THE TASK: Transcribe each line of the records below exactly, excluding any embedded images.

INPUT FOR THIS TASK:
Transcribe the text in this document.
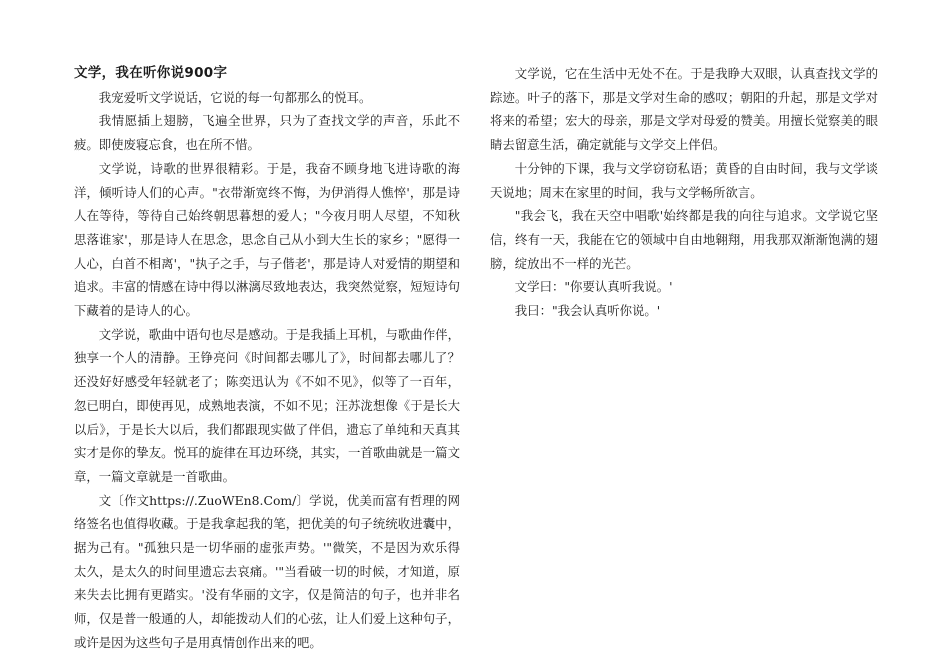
文学，我在听你说900字

我宠爱听文学说话，它说的每一句都那么的悦耳。

我情愿插上翅膀，飞遍全世界，只为了查找文学的声音，乐此不疲。即使废寝忘食，也在所不惜。

文学说，诗歌的世界很精彩。于是，我奋不顾身地飞进诗歌的海洋，倾听诗人们的心声。"衣带渐宽终不悔，为伊消得人憔悴'，那是诗人在等待，等待自己始终朝思暮想的爱人；"今夜月明人尽望，不知秋思落谁家'，那是诗人在思念，思念自己从小到大生长的家乡；"愿得一人心，白首不相离'，"执子之手，与子偕老'，那是诗人对爱情的期望和追求。丰富的情感在诗中得以淋漓尽致地表达，我突然觉察，短短诗句下藏着的是诗人的心。

文学说，歌曲中语句也尽是感动。于是我插上耳机，与歌曲作伴，独享一个人的清静。王铮亮问《时间都去哪儿了》，时间都去哪儿了？还没好好感受年轻就老了；陈奕迅认为《不如不见》，似等了一百年，忽已明白，即使再见，成熟地表演，不如不见；汪苏泷想像《于是长大以后》，于是长大以后，我们都跟现实做了伴侣，遗忘了单纯和天真其实才是你的挚友。悦耳的旋律在耳边环绕，其实，一首歌曲就是一篇文章，一篇文章就是一首歌曲。

文〔作文https://.ZuoWEn8.Com/〕学说，优美而富有哲理的网络签名也值得收藏。于是我拿起我的笔，把优美的句子统统收进囊中，据为己有。"孤独只是一切华丽的虚张声势。'"微笑，不是因为欢乐得太久，是太久的时间里遗忘去哀痛。'"当看破一切的时候，才知道，原来失去比拥有更踏实。'没有华丽的文字，仅是简洁的句子，也并非名师，仅是普一般通的人，却能拨动人们的心弦，让人们爱上这种句子，或许是因为这些句子是用真情创作出来的吧。

文学说，它在生活中无处不在。于是我睁大双眼，认真查找文学的踪迹。叶子的落下，那是文学对生命的感叹；朝阳的升起，那是文学对将来的希望；宏大的母亲，那是文学对母爱的赞美。用擅长觉察美的眼睛去留意生活，确定就能与文学交上伴侣。

十分钟的下课，我与文学窃窃私语；黄昏的自由时间，我与文学谈天说地；周末在家里的时间，我与文学畅所欲言。

"我会飞，我在天空中唱歌'始终都是我的向往与追求。文学说它坚信，终有一天，我能在它的领域中自由地翱翔，用我那双渐渐饱满的翅膀，绽放出不一样的光芒。

文学曰："你要认真听我说。'

我曰："我会认真听你说。'
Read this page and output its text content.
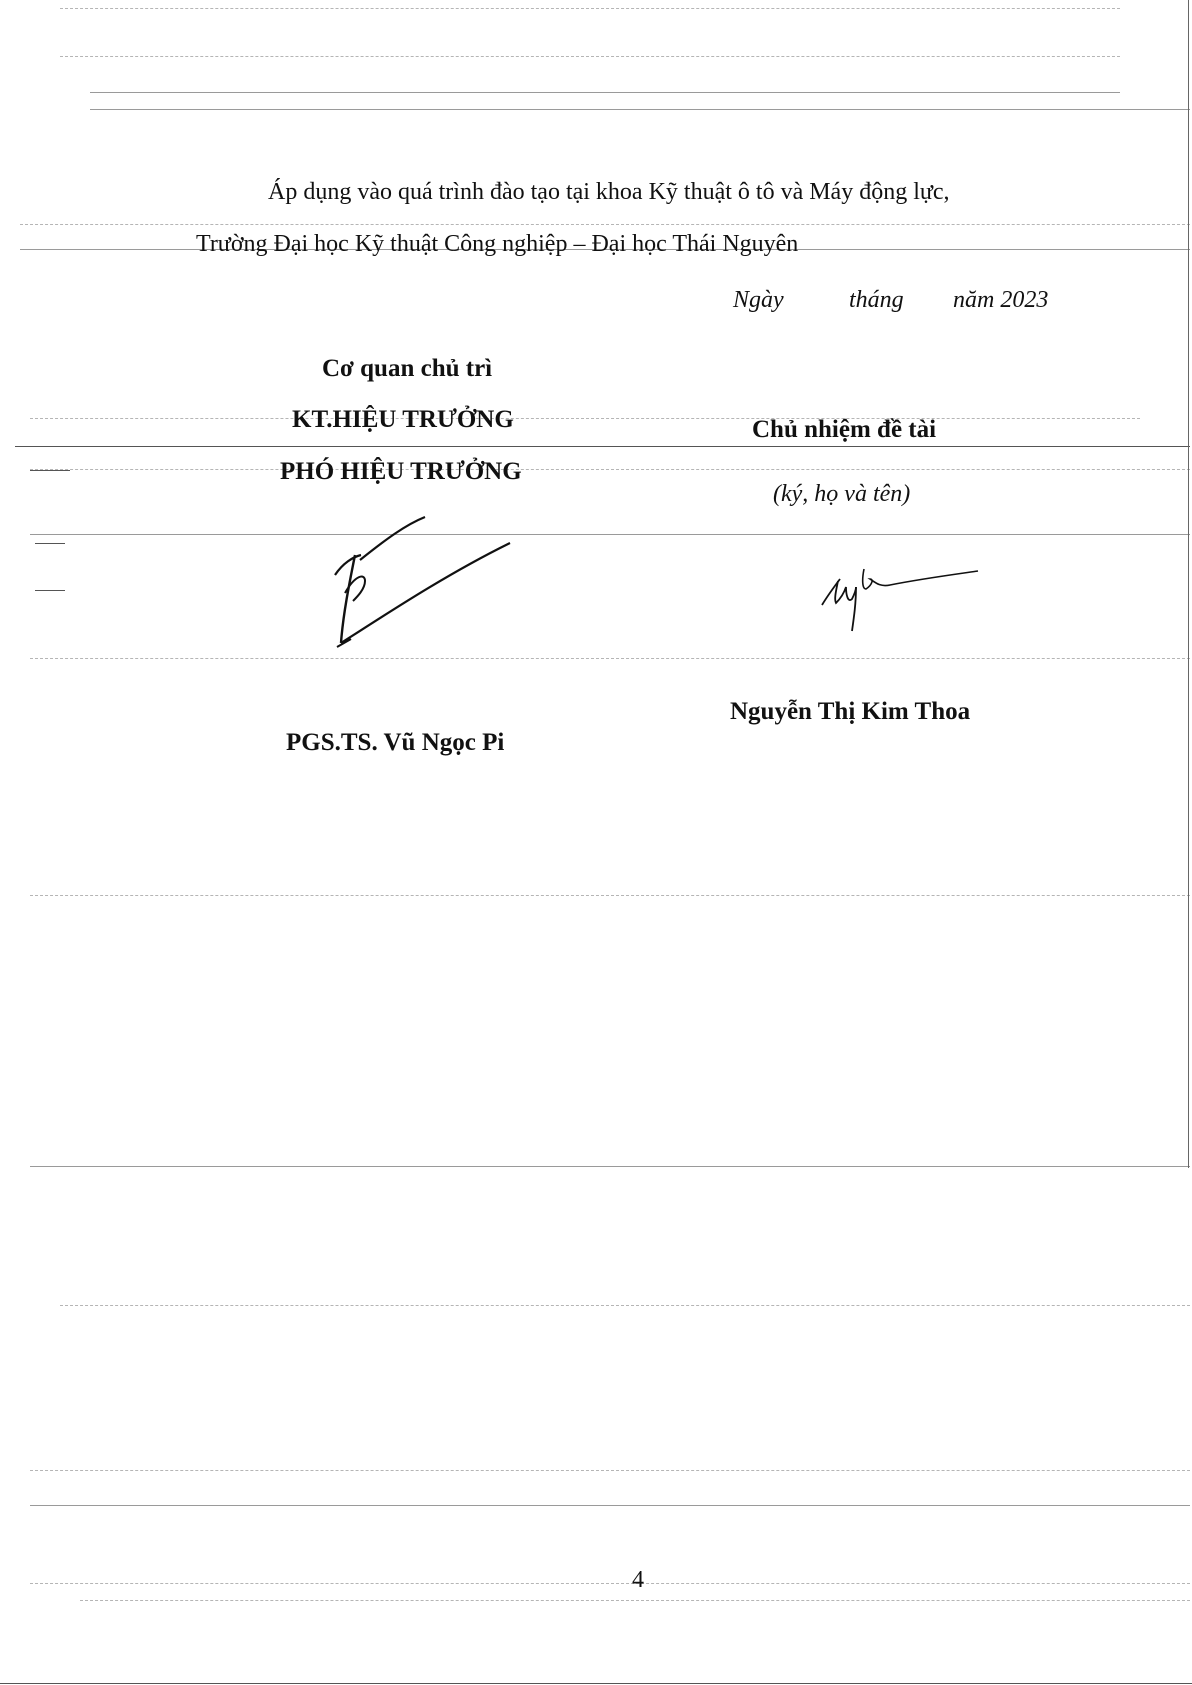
Áp dụng vào quá trình đào tạo tại khoa Kỹ thuật ô tô và Máy động lực,
Trường Đại học Kỹ thuật Công nghiệp – Đại học Thái Nguyên
Ngày	tháng năm 2023
Cơ quan chủ trì
KT.HIỆU TRƯỞNG
PHÓ HIỆU TRƯỞNG
PGS.TS. Vũ Ngọc Pi
Chủ nhiệm đề tài
(ký, họ và tên)
Nguyễn Thị Kim Thoa
4
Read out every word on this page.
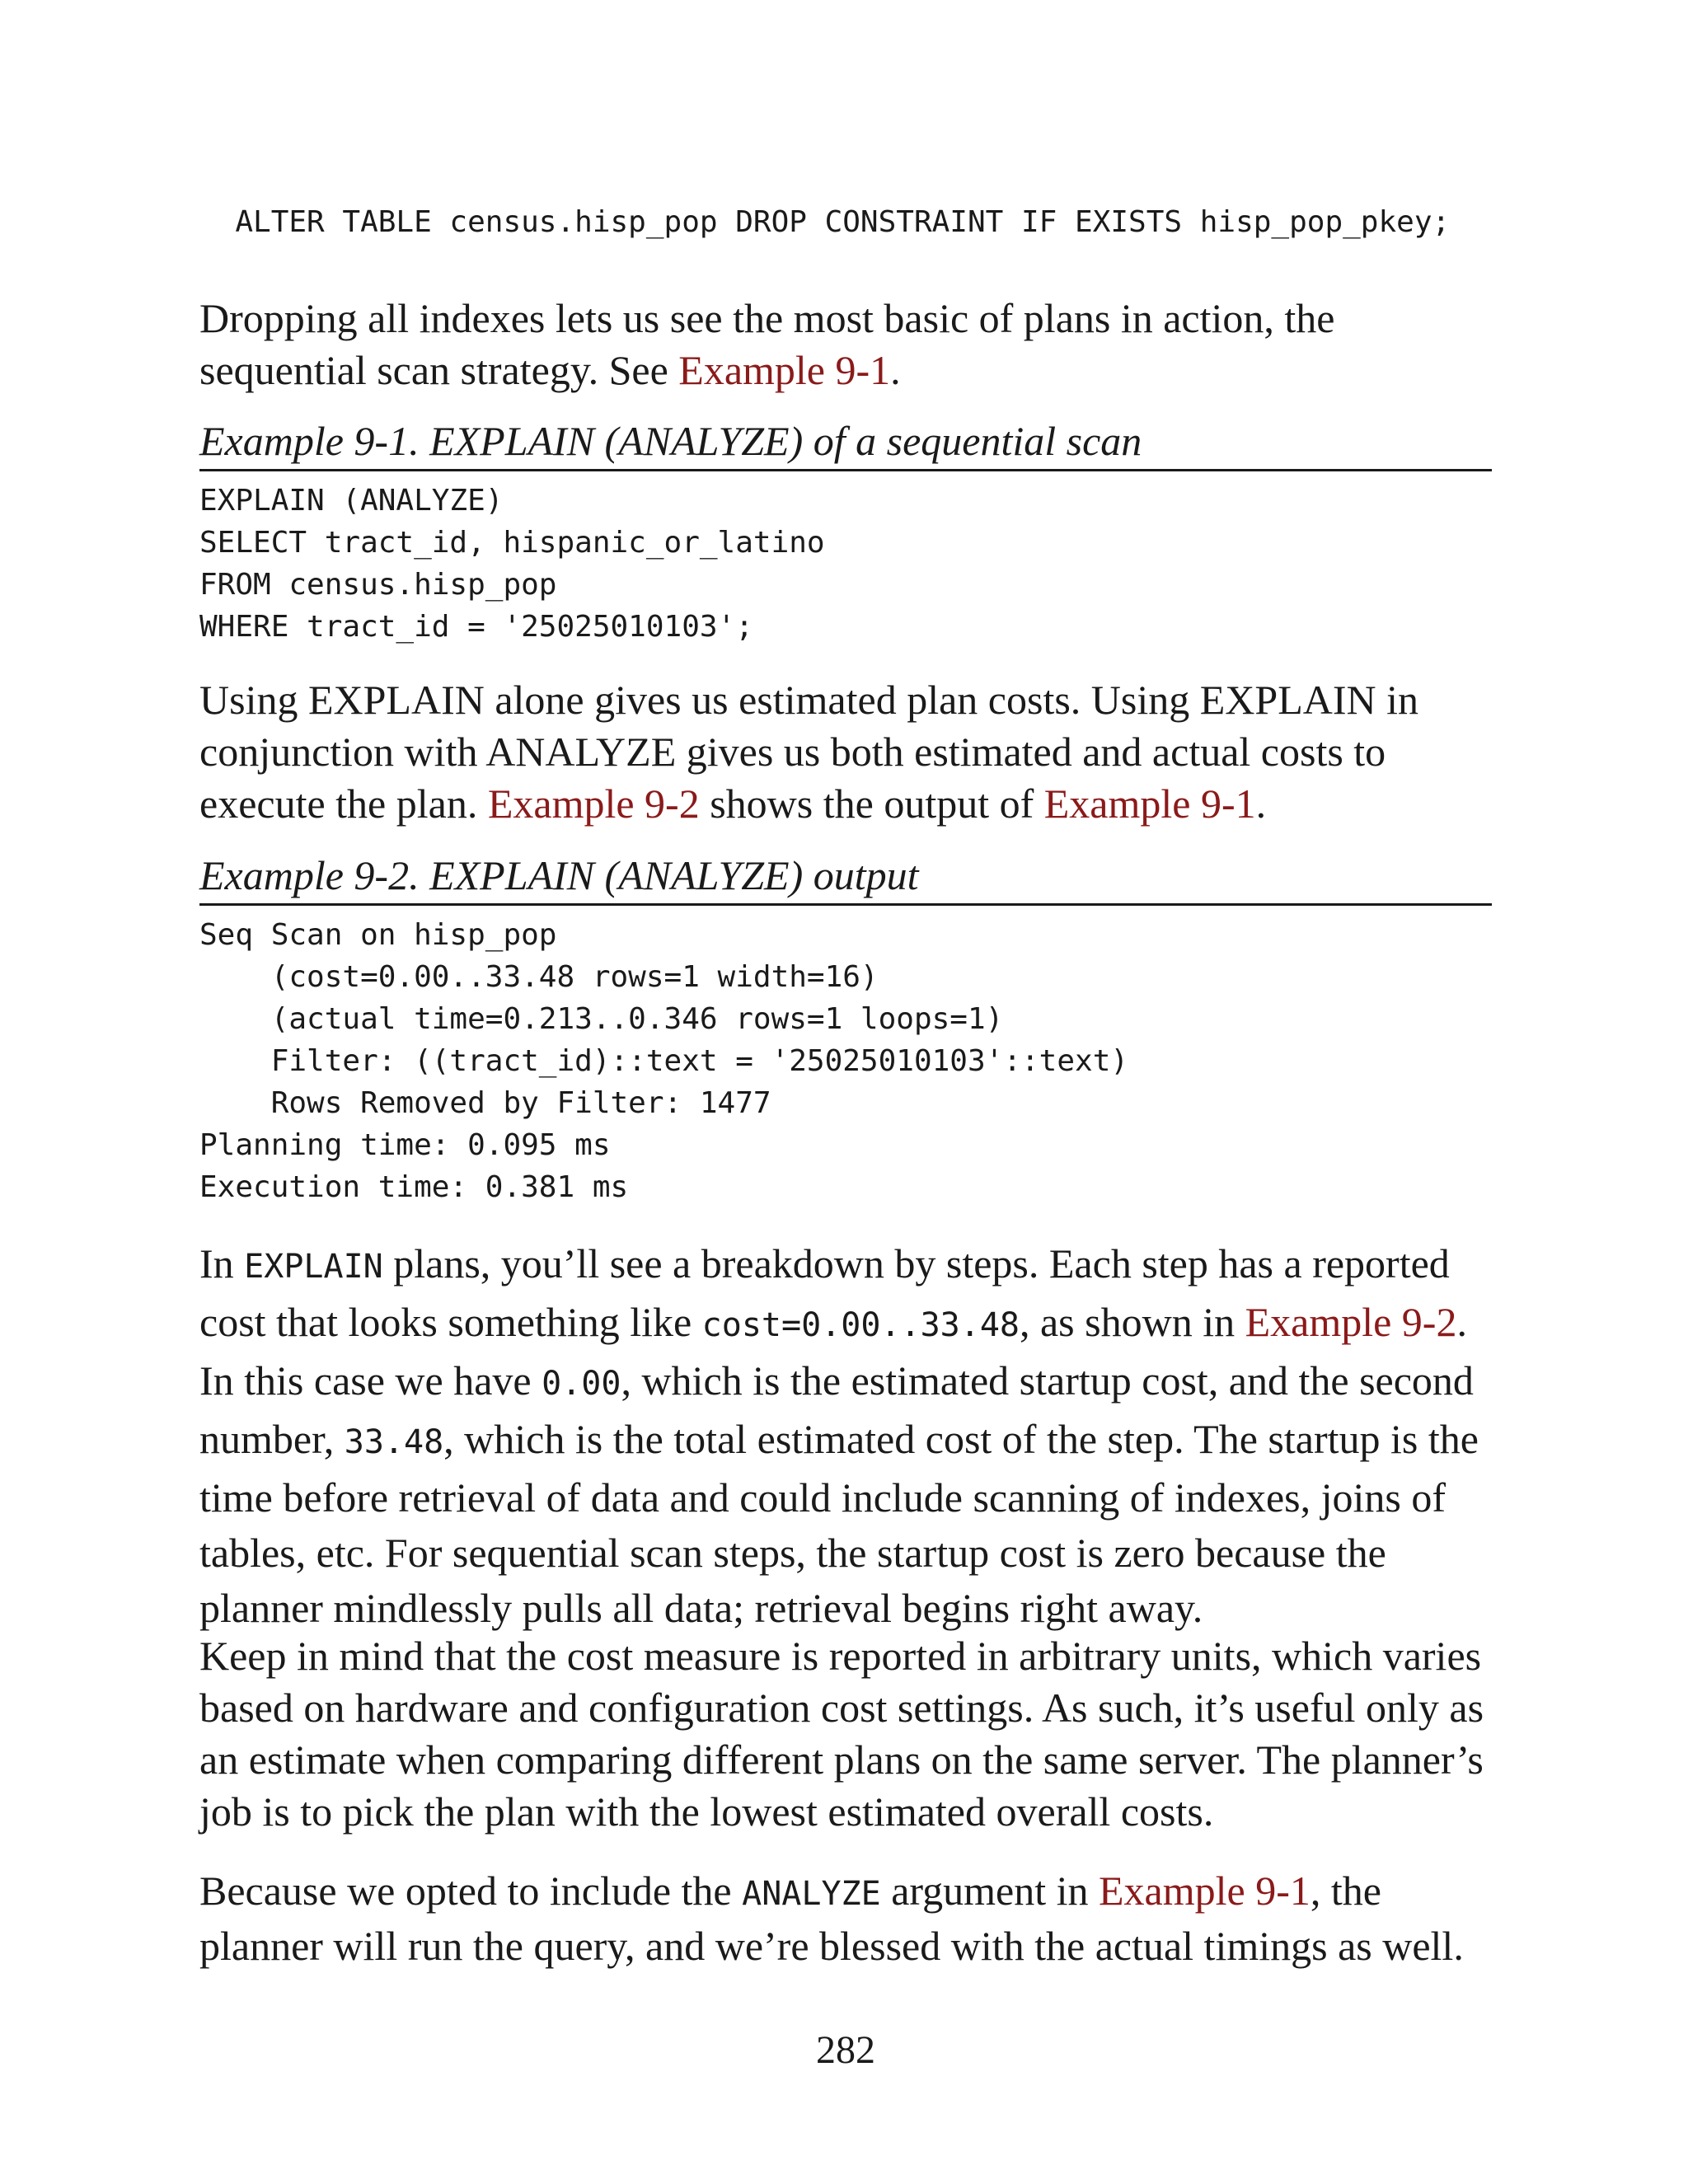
ALTER TABLE census.hisp_pop DROP CONSTRAINT IF EXISTS hisp_pop_pkey;

Dropping all indexes lets us see the most basic of plans in action, the sequential scan strategy. See Example 9-1.

Example 9-1. EXPLAIN (ANALYZE) of a sequential scan
EXPLAIN (ANALYZE)
SELECT tract_id, hispanic_or_latino
FROM census.hisp_pop
WHERE tract_id = '25025010103';

Using EXPLAIN alone gives us estimated plan costs. Using EXPLAIN in conjunction with ANALYZE gives us both estimated and actual costs to execute the plan. Example 9-2 shows the output of Example 9-1.

Example 9-2. EXPLAIN (ANALYZE) output
Seq Scan on hisp_pop
(cost=0.00..33.48 rows=1 width=16)
(actual time=0.213..0.346 rows=1 loops=1)
Filter: ((tract_id)::text = '25025010103'::text)
Rows Removed by Filter: 1477
Planning time: 0.095 ms
Execution time: 0.381 ms

In EXPLAIN plans, you’ll see a breakdown by steps. Each step has a reported cost that looks something like cost=0.00..33.48, as shown in Example 9-2. In this case we have 0.00, which is the estimated startup cost, and the second number, 33.48, which is the total estimated cost of the step. The startup is the time before retrieval of data and could include scanning of indexes, joins of tables, etc. For sequential scan steps, the startup cost is zero because the planner mindlessly pulls all data; retrieval begins right away.

Keep in mind that the cost measure is reported in arbitrary units, which varies based on hardware and configuration cost settings. As such, it’s useful only as an estimate when comparing different plans on the same server. The planner’s job is to pick the plan with the lowest estimated overall costs.

Because we opted to include the ANALYZE argument in Example 9-1, the planner will run the query, and we’re blessed with the actual timings as well.

282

TASK OUTPUT:
Transcribe the text in this document.
文学，我在听你说900字

我宠爱听文学说话，它说的每一句都那么的悦耳。

我情愿插上翅膀，飞遍全世界，只为了查找文学的声音，乐此不疲。即使废寝忘食，也在所不惜。

文学说，诗歌的世界很精彩。于是，我奋不顾身地飞进诗歌的海洋，倾听诗人们的心声。"衣带渐宽终不悔，为伊消得人憔悴'，那是诗人在等待，等待自己始终朝思暮想的爱人；"今夜月明人尽望，不知秋思落谁家'，那是诗人在思念，思念自己从小到大生长的家乡；"愿得一人心，白首不相离'，"执子之手，与子偕老'，那是诗人对爱情的期望和追求。丰富的情感在诗中得以淋漓尽致地表达，我突然觉察，短短诗句下藏着的是诗人的心。

文学说，歌曲中语句也尽是感动。于是我插上耳机，与歌曲作伴，独享一个人的清静。王铮亮问《时间都去哪儿了》，时间都去哪儿了？还没好好感受年轻就老了；陈奕迅认为《不如不见》，似等了一百年，忽已明白，即使再见，成熟地表演，不如不见；汪苏泷想像《于是长大以后》，于是长大以后，我们都跟现实做了伴侣，遗忘了单纯和天真其实才是你的挚友。悦耳的旋律在耳边环绕，其实，一首歌曲就是一篇文章，一篇文章就是一首歌曲。

文〔作文https://.ZuoWEn8.Com/〕学说，优美而富有哲理的网络签名也值得收藏。于是我拿起我的笔，把优美的句子统统收进囊中，据为己有。"孤独只是一切华丽的虚张声势。'"微笑，不是因为欢乐得太久，是太久的时间里遗忘去哀痛。'"当看破一切的时候，才知道，原来失去比拥有更踏实。'没有华丽的文字，仅是简洁的句子，也并非名师，仅是普一般通的人，却能拨动人们的心弦，让人们爱上这种句子，或许是因为这些句子是用真情创作出来的吧。

文学说，它在生活中无处不在。于是我睁大双眼，认真查找文学的踪迹。叶子的落下，那是文学对生命的感叹；朝阳的升起，那是文学对将来的希望；宏大的母亲，那是文学对母爱的赞美。用擅长觉察美的眼睛去留意生活，确定就能与文学交上伴侣。

十分钟的下课，我与文学窃窃私语；黄昏的自由时间，我与文学谈天说地；周末在家里的时间，我与文学畅所欲言。

"我会飞，我在天空中唱歌'始终都是我的向往与追求。文学说它坚信，终有一天，我能在它的领域中自由地翱翔，用我那双渐渐饱满的翅膀，绽放出不一样的光芒。

文学曰："你要认真听我说。'

我曰："我会认真听你说。'
Read this page and output its text content.
Áp dụng vào quá trình đào tạo tại khoa Kỹ thuật ô tô và Máy động lực,
Trường Đại học Kỹ thuật Công nghiệp – Đại học Thái Nguyên
Ngày	tháng năm 2023
Cơ quan chủ trì
KT.HIỆU TRƯỞNG
PHÓ HIỆU TRƯỞNG
PGS.TS. Vũ Ngọc Pi
Chủ nhiệm đề tài
(ký, họ và tên)
Nguyễn Thị Kim Thoa
4
Read out every word on this page.
ALTER TABLE census.hisp_pop DROP CONSTRAINT IF EXISTS hisp_pop_pkey;

Dropping all indexes lets us see the most basic of plans in action, the sequential scan strategy. See Example 9-1.

Example 9-1. EXPLAIN (ANALYZE) of a sequential scan
EXPLAIN (ANALYZE)
SELECT tract_id, hispanic_or_latino
FROM census.hisp_pop
WHERE tract_id = '25025010103';

Using EXPLAIN alone gives us estimated plan costs. Using EXPLAIN in conjunction with ANALYZE gives us both estimated and actual costs to execute the plan. Example 9-2 shows the output of Example 9-1.

Example 9-2. EXPLAIN (ANALYZE) output
Seq Scan on hisp_pop
(cost=0.00..33.48 rows=1 width=16)
(actual time=0.213..0.346 rows=1 loops=1)
Filter: ((tract_id)::text = '25025010103'::text)
Rows Removed by Filter: 1477
Planning time: 0.095 ms
Execution time: 0.381 ms

In EXPLAIN plans, you’ll see a breakdown by steps. Each step has a reported cost that looks something like cost=0.00..33.48, as shown in Example 9-2. In this case we have 0.00, which is the estimated startup cost, and the second number, 33.48, which is the total estimated cost of the step. The startup is the time before retrieval of data and could include scanning of indexes, joins of tables, etc. For sequential scan steps, the startup cost is zero because the planner mindlessly pulls all data; retrieval begins right away.

Keep in mind that the cost measure is reported in arbitrary units, which varies based on hardware and configuration cost settings. As such, it’s useful only as an estimate when comparing different plans on the same server. The planner’s job is to pick the plan with the lowest estimated overall costs.

Because we opted to include the ANALYZE argument in Example 9-1, the planner will run the query, and we’re blessed with the actual timings as well.

282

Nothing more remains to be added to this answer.